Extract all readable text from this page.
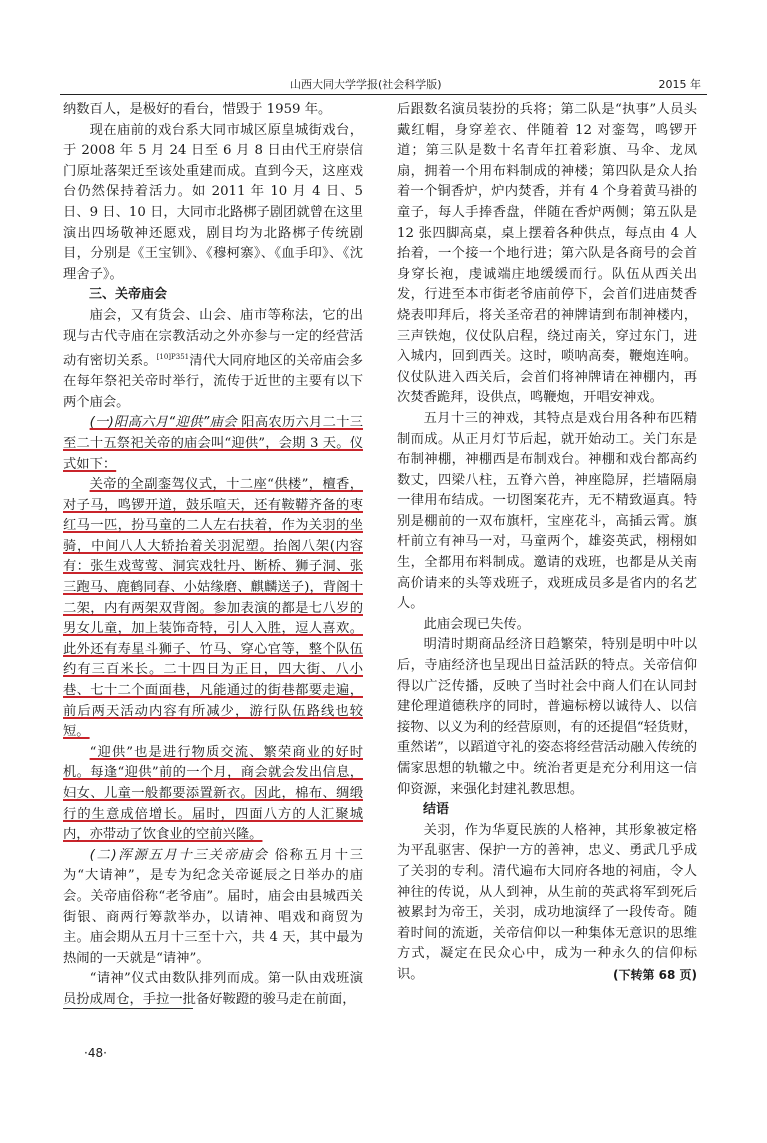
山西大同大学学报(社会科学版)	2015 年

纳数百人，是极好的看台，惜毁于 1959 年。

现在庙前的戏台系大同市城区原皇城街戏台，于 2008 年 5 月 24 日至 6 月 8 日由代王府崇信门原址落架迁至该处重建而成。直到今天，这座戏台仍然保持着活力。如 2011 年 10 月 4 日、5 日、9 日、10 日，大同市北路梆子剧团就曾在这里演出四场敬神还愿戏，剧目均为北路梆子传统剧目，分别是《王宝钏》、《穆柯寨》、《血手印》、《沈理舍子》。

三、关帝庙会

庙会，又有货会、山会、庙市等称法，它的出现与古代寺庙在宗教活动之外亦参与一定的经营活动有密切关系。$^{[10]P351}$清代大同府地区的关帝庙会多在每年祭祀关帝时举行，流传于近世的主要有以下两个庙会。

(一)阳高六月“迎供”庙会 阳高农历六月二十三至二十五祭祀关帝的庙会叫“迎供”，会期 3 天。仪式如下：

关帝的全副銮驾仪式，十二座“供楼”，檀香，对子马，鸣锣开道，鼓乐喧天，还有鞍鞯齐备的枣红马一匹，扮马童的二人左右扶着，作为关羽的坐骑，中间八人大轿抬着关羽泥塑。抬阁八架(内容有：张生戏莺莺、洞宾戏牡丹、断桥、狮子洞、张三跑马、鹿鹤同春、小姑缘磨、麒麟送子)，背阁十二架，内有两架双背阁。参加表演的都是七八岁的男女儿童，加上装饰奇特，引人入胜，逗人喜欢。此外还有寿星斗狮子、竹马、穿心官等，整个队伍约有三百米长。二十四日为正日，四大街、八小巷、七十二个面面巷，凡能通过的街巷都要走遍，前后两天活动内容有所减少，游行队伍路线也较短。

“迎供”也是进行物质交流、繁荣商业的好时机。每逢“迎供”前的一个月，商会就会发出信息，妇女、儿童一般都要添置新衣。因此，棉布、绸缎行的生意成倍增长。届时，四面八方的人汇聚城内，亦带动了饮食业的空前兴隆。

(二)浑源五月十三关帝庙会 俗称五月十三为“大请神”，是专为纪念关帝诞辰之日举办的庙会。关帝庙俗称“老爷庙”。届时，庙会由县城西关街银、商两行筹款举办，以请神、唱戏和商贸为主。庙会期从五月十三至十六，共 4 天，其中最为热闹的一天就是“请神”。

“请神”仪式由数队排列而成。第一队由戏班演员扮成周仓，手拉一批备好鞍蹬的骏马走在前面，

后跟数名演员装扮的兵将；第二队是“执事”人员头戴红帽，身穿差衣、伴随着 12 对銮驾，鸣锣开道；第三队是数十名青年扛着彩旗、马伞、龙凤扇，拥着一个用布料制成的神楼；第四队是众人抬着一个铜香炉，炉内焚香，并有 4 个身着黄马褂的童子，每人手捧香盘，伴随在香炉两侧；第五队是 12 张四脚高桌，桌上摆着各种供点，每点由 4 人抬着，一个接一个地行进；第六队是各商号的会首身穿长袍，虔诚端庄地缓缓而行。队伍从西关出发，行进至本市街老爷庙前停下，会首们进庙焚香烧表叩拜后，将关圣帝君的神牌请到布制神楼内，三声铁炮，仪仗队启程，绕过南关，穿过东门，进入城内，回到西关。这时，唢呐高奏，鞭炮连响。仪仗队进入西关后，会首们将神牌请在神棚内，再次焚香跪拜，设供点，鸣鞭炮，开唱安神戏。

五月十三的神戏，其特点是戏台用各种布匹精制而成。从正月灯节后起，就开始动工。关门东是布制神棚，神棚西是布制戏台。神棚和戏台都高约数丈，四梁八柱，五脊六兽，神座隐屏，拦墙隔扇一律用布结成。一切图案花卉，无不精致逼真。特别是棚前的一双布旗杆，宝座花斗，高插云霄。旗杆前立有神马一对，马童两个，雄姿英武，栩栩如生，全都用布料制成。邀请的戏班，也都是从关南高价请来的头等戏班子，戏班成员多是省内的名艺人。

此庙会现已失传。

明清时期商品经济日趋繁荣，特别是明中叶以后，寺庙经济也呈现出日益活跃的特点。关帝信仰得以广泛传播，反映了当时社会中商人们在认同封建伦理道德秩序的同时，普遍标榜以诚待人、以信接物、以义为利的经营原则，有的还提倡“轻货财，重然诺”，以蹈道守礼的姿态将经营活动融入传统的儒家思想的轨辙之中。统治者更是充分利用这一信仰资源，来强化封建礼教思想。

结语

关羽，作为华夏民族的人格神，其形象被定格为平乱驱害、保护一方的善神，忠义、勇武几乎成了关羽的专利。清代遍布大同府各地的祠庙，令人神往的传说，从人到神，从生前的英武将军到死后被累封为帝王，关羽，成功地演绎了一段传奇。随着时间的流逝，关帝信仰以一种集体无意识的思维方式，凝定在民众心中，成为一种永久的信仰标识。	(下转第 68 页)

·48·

[Exercise aim] Reproduce every entry word for word, but skip any pictures.

[Completed task]
Extract all readable text from this page.
山西大同大学学报(社会科学版)	2015 年

纳数百人，是极好的看台，惜毁于 1959 年。

现在庙前的戏台系大同市城区原皇城街戏台，于 2008 年 5 月 24 日至 6 月 8 日由代王府崇信门原址落架迁至该处重建而成。直到今天，这座戏台仍然保持着活力。如 2011 年 10 月 4 日、5 日、9 日、10 日，大同市北路梆子剧团就曾在这里演出四场敬神还愿戏，剧目均为北路梆子传统剧目，分别是《王宝钏》、《穆柯寨》、《血手印》、《沈理舍子》。

三、关帝庙会

庙会，又有货会、山会、庙市等称法，它的出现与古代寺庙在宗教活动之外亦参与一定的经营活动有密切关系。$^{[10]P351}$清代大同府地区的关帝庙会多在每年祭祀关帝时举行，流传于近世的主要有以下两个庙会。

(一)阳高六月“迎供”庙会 阳高农历六月二十三至二十五祭祀关帝的庙会叫“迎供”，会期 3 天。仪式如下：

关帝的全副銮驾仪式，十二座“供楼”，檀香，对子马，鸣锣开道，鼓乐喧天，还有鞍鞯齐备的枣红马一匹，扮马童的二人左右扶着，作为关羽的坐骑，中间八人大轿抬着关羽泥塑。抬阁八架(内容有：张生戏莺莺、洞宾戏牡丹、断桥、狮子洞、张三跑马、鹿鹤同春、小姑缘磨、麒麟送子)，背阁十二架，内有两架双背阁。参加表演的都是七八岁的男女儿童，加上装饰奇特，引人入胜，逗人喜欢。此外还有寿星斗狮子、竹马、穿心官等，整个队伍约有三百米长。二十四日为正日，四大街、八小巷、七十二个面面巷，凡能通过的街巷都要走遍，前后两天活动内容有所减少，游行队伍路线也较短。

“迎供”也是进行物质交流、繁荣商业的好时机。每逢“迎供”前的一个月，商会就会发出信息，妇女、儿童一般都要添置新衣。因此，棉布、绸缎行的生意成倍增长。届时，四面八方的人汇聚城内，亦带动了饮食业的空前兴隆。

(二)浑源五月十三关帝庙会 俗称五月十三为“大请神”，是专为纪念关帝诞辰之日举办的庙会。关帝庙俗称“老爷庙”。届时，庙会由县城西关街银、商两行筹款举办，以请神、唱戏和商贸为主。庙会期从五月十三至十六，共 4 天，其中最为热闹的一天就是“请神”。

“请神”仪式由数队排列而成。第一队由戏班演员扮成周仓，手拉一批备好鞍蹬的骏马走在前面，

后跟数名演员装扮的兵将；第二队是“执事”人员头戴红帽，身穿差衣、伴随着 12 对銮驾，鸣锣开道；第三队是数十名青年扛着彩旗、马伞、龙凤扇，拥着一个用布料制成的神楼；第四队是众人抬着一个铜香炉，炉内焚香，并有 4 个身着黄马褂的童子，每人手捧香盘，伴随在香炉两侧；第五队是 12 张四脚高桌，桌上摆着各种供点，每点由 4 人抬着，一个接一个地行进；第六队是各商号的会首身穿长袍，虔诚端庄地缓缓而行。队伍从西关出发，行进至本市街老爷庙前停下，会首们进庙焚香烧表叩拜后，将关圣帝君的神牌请到布制神楼内，三声铁炮，仪仗队启程，绕过南关，穿过东门，进入城内，回到西关。这时，唢呐高奏，鞭炮连响。仪仗队进入西关后，会首们将神牌请在神棚内，再次焚香跪拜，设供点，鸣鞭炮，开唱安神戏。

五月十三的神戏，其特点是戏台用各种布匹精制而成。从正月灯节后起，就开始动工。关门东是布制神棚，神棚西是布制戏台。神棚和戏台都高约数丈，四梁八柱，五脊六兽，神座隐屏，拦墙隔扇一律用布结成。一切图案花卉，无不精致逼真。特别是棚前的一双布旗杆，宝座花斗，高插云霄。旗杆前立有神马一对，马童两个，雄姿英武，栩栩如生，全都用布料制成。邀请的戏班，也都是从关南高价请来的头等戏班子，戏班成员多是省内的名艺人。

此庙会现已失传。

明清时期商品经济日趋繁荣，特别是明中叶以后，寺庙经济也呈现出日益活跃的特点。关帝信仰得以广泛传播，反映了当时社会中商人们在认同封建伦理道德秩序的同时，普遍标榜以诚待人、以信接物、以义为利的经营原则，有的还提倡“轻货财，重然诺”，以蹈道守礼的姿态将经营活动融入传统的儒家思想的轨辙之中。统治者更是充分利用这一信仰资源，来强化封建礼教思想。

结语

关羽，作为华夏民族的人格神，其形象被定格为平乱驱害、保护一方的善神，忠义、勇武几乎成了关羽的专利。清代遍布大同府各地的祠庙，令人神往的传说，从人到神，从生前的英武将军到死后被累封为帝王，关羽，成功地演绎了一段传奇。随着时间的流逝，关帝信仰以一种集体无意识的思维方式，凝定在民众心中，成为一种永久的信仰标识。	(下转第 68 页)

·48·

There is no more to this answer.